WHAT NEEDS TO BE DONE » Keep only the lines that hold the string "JSON", filtering out the rest of the entries below.

(Extracted records)
╔══

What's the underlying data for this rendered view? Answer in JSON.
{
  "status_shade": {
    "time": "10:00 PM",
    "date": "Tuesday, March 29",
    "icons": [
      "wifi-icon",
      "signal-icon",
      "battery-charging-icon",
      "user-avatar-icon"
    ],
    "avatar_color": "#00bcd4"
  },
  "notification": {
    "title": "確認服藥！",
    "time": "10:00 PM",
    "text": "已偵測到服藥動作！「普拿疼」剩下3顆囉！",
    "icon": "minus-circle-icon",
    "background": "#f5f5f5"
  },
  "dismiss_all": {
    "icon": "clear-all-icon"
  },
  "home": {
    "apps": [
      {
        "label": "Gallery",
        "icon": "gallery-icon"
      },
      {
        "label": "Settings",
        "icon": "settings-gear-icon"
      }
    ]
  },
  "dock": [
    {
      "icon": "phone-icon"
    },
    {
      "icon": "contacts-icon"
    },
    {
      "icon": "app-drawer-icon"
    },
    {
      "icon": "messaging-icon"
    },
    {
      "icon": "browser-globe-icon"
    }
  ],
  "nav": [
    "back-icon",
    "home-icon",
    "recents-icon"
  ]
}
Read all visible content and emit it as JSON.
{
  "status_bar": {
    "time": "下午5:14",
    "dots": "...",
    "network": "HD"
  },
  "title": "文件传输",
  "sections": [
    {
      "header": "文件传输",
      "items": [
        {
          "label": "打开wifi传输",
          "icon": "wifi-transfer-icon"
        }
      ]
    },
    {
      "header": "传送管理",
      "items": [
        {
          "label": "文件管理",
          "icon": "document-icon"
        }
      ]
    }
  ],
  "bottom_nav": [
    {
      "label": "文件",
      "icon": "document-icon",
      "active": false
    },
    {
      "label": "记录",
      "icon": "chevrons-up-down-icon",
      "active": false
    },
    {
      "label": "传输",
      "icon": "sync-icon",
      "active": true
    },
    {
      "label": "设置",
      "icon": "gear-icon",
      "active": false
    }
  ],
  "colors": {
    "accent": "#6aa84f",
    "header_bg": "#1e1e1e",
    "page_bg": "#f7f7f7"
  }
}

╚══

REPLY TO THE EXERCISE »
What's the underlying data for this rendered view? Answer in JSON.
Read all visible content and emit it as JSON.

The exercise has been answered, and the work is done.